WHAT YOU WILL DO:
Only the number is wanted: how many lines hold the word "humana"?

RECORD SET:
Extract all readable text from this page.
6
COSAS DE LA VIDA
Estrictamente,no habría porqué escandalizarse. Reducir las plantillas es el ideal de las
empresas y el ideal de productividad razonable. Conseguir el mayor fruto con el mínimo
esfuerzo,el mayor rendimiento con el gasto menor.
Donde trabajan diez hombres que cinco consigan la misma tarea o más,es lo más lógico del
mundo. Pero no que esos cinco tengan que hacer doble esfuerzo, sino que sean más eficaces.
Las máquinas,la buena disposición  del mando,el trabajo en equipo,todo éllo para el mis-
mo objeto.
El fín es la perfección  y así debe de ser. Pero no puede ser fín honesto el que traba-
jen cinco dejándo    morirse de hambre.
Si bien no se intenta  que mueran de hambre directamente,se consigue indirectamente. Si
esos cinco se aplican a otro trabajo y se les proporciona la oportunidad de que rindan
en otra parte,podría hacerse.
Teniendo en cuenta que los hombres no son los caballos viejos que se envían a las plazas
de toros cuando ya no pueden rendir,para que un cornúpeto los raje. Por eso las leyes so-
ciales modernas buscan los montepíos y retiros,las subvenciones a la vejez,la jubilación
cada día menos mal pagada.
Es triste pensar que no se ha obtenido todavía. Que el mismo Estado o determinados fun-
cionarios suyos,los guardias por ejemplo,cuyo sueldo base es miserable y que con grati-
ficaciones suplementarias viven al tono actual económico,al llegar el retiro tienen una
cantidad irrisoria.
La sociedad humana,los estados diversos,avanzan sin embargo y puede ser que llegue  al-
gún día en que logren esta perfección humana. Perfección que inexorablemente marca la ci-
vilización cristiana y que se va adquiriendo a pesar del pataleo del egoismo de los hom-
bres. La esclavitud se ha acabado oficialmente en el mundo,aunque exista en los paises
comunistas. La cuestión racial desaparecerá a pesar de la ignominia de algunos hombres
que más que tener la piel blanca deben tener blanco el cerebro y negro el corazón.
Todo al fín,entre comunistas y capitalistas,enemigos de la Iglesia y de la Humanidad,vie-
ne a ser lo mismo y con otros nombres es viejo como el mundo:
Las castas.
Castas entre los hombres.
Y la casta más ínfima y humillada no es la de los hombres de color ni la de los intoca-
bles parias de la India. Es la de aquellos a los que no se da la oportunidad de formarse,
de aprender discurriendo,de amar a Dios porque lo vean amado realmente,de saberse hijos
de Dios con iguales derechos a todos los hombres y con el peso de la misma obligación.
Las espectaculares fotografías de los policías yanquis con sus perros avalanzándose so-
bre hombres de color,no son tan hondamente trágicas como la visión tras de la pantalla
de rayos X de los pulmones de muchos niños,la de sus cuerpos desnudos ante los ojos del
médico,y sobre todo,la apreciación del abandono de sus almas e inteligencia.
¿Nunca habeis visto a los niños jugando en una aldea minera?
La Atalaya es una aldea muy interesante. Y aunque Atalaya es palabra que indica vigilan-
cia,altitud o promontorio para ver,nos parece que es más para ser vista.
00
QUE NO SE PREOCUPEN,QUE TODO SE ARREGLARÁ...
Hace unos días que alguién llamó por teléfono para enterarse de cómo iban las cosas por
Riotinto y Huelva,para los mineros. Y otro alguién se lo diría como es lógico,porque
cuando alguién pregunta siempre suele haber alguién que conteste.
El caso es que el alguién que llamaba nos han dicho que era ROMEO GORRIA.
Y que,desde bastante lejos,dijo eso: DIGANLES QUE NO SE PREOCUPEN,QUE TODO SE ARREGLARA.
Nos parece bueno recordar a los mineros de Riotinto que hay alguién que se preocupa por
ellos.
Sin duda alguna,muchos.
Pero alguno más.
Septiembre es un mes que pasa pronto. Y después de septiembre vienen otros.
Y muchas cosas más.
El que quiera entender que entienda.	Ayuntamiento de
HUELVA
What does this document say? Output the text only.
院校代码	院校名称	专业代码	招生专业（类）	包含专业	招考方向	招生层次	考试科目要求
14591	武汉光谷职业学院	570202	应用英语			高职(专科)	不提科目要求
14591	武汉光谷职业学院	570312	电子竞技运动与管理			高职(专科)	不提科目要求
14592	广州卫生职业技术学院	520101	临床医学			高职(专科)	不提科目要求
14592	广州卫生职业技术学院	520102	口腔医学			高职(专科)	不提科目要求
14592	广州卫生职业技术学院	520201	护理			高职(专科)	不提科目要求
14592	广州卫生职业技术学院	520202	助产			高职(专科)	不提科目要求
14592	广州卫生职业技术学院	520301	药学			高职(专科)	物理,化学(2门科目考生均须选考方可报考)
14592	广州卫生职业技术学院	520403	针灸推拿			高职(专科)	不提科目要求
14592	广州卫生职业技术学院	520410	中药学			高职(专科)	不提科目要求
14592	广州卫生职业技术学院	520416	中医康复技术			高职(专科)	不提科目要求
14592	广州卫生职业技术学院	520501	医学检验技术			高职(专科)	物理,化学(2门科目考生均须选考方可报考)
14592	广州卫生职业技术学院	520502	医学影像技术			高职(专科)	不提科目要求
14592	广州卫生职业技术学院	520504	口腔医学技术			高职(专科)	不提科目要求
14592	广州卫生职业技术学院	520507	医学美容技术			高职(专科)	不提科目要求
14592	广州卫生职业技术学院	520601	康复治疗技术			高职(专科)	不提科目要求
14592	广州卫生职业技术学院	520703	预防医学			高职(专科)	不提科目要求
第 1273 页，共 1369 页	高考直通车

TASK SOLUTION:
2